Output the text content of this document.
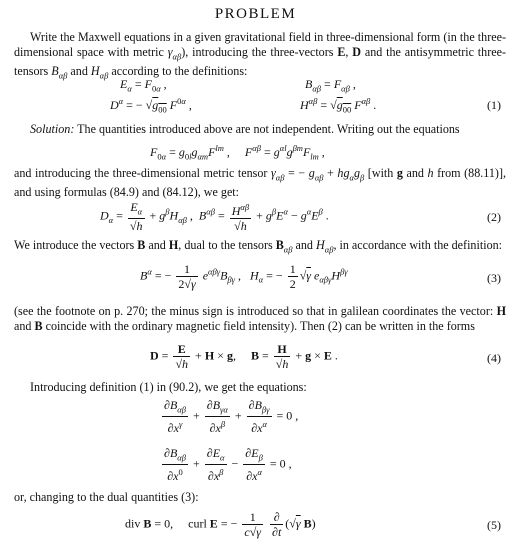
PROBLEM
Write the Maxwell equations in a given gravitational field in three-dimensional form (in the three-dimensional space with metric $\gamma_{\alpha\beta}$), introducing the three-vectors E, D and the antisymmetric three-tensors $B_{\alpha\beta}$ and $H_{\alpha\beta}$ according to the definitions:
$E_\alpha = F_{0\alpha}$ ,	$B_{\alpha\beta} = F_{\alpha\beta}$ ,
$D^\alpha$ = − $√g_{00}$ $F^{0\alpha}$ ,	$H^{\alpha\beta} = √g_{00}$ $F^{\alpha\beta}$ .	(1)
Solution: The quantities introduced above are not independent. Writing out the equations
$F_{0\alpha} = g_{0l}g_{\alpha m}F^{lm}$ ,     $F^{\alpha\beta} = g^{\alpha l}g^{\beta m}F_{lm}$ ,
and introducing the three-dimensional metric tensor $\gamma_{\alpha\beta}$ = − $g_{\alpha\beta} + hg_\alpha g_\beta$ [with g and h from (88.11)], and using formulas (84.9) and (84.12), we get:
$D_\alpha = \frac{E_\alpha}{√h} + g^\beta H_{\alpha\beta}$ ,  $B^{\alpha\beta} = \frac{H^{\alpha\beta}}{√h} + g^\beta E^\alpha - g^\alpha E^\beta$ .	(2)
We introduce the vectors B and H, dual to the tensors $B_{\alpha\beta}$ and $H_{\alpha\beta}$, in accordance with the definition:
$B^\alpha$ = − $\frac{1}{2√\gamma} e^{\alpha\beta\gamma}B_{\beta\gamma}$ ,   $H_\alpha$ = − $\frac{1}{2} √\gamma$ $e_{\alpha\beta\gamma}H^{\beta\gamma}$	(3)
(see the footnote on p. 270; the minus sign is introduced so that in galilean coordinates the vector: H and B coincide with the ordinary magnetic field intensity). Then (2) can be written in the forms
$D = \frac{E}{√h} + H \times g$,     $B = \frac{H}{√h} + g \times E$ .	(4)
Introducing definition (1) in (90.2), we get the equations:
$\frac{\partial B_{\alpha\beta}}{\partial x^\gamma} + \frac{\partial B_{\gamma\alpha}}{\partial x^\beta} + \frac{\partial B_{\beta\gamma}}{\partial x^\alpha} = 0$ ,
$\frac{\partial B_{\alpha\beta}}{\partial x^0} + \frac{\partial E_\alpha}{\partial x^\beta} - \frac{\partial E_\beta}{\partial x^\alpha} = 0$ ,
or, changing to the dual quantities (3):
div B = 0,     curl E = − $\frac{1}{c√\gamma}$
$\frac{\partial}{\partial t} (√\gamma$ B)	(5)
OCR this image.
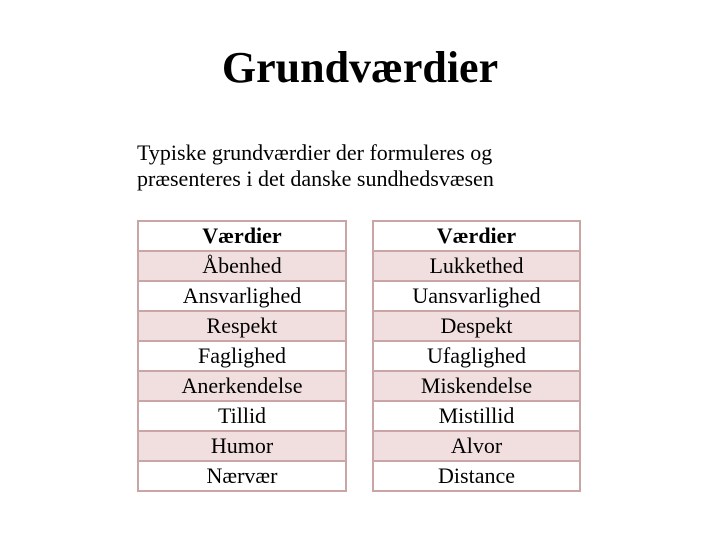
Grundværdier
Typiske grundværdier der formuleres og
præsenteres i det danske sundhedsvæsen
Værdier
Åbenhed
Ansvarlighed
Respekt
Faglighed
Anerkendelse
Tillid
Humor
Nærvær
Værdier
Lukkethed
Uansvarlighed
Despekt
Ufaglighed
Miskendelse
Mistillid
Alvor
Distance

Requirements: Take the listing and print it again exactly, but without any pictures.

Answer to the exercise:
Output the text content of this document.
PROBLEM
Write the Maxwell equations in a given gravitational field in three-dimensional form (in the three-dimensional space with metric $\gamma_{\alpha\beta}$), introducing the three-vectors E, D and the antisymmetric three-tensors $B_{\alpha\beta}$ and $H_{\alpha\beta}$ according to the definitions:
$E_\alpha = F_{0\alpha}$ ,	$B_{\alpha\beta} = F_{\alpha\beta}$ ,
$D^\alpha$ = − $√g_{00}$ $F^{0\alpha}$ ,	$H^{\alpha\beta} = √g_{00}$ $F^{\alpha\beta}$ .	(1)
Solution: The quantities introduced above are not independent. Writing out the equations
$F_{0\alpha} = g_{0l}g_{\alpha m}F^{lm}$ ,     $F^{\alpha\beta} = g^{\alpha l}g^{\beta m}F_{lm}$ ,
and introducing the three-dimensional metric tensor $\gamma_{\alpha\beta}$ = − $g_{\alpha\beta} + hg_\alpha g_\beta$ [with g and h from (88.11)], and using formulas (84.9) and (84.12), we get:
$D_\alpha = \frac{E_\alpha}{√h} + g^\beta H_{\alpha\beta}$ ,  $B^{\alpha\beta} = \frac{H^{\alpha\beta}}{√h} + g^\beta E^\alpha - g^\alpha E^\beta$ .	(2)
We introduce the vectors B and H, dual to the tensors $B_{\alpha\beta}$ and $H_{\alpha\beta}$, in accordance with the definition:
$B^\alpha$ = − $\frac{1}{2√\gamma} e^{\alpha\beta\gamma}B_{\beta\gamma}$ ,   $H_\alpha$ = − $\frac{1}{2} √\gamma$ $e_{\alpha\beta\gamma}H^{\beta\gamma}$	(3)
(see the footnote on p. 270; the minus sign is introduced so that in galilean coordinates the vector: H and B coincide with the ordinary magnetic field intensity). Then (2) can be written in the forms
$D = \frac{E}{√h} + H \times g$,     $B = \frac{H}{√h} + g \times E$ .	(4)
Introducing definition (1) in (90.2), we get the equations:
$\frac{\partial B_{\alpha\beta}}{\partial x^\gamma} + \frac{\partial B_{\gamma\alpha}}{\partial x^\beta} + \frac{\partial B_{\beta\gamma}}{\partial x^\alpha} = 0$ ,
$\frac{\partial B_{\alpha\beta}}{\partial x^0} + \frac{\partial E_\alpha}{\partial x^\beta} - \frac{\partial E_\beta}{\partial x^\alpha} = 0$ ,
or, changing to the dual quantities (3):
div B = 0,     curl E = − $\frac{1}{c√\gamma}$
$\frac{\partial}{\partial t} (√\gamma$ B)	(5)
OCR this image.
Grundværdier
Typiske grundværdier der formuleres og
præsenteres i det danske sundhedsvæsen
Værdier
Åbenhed
Ansvarlighed
Respekt
Faglighed
Anerkendelse
Tillid
Humor
Nærvær
Værdier
Lukkethed
Uansvarlighed
Despekt
Ufaglighed
Miskendelse
Mistillid
Alvor
Distance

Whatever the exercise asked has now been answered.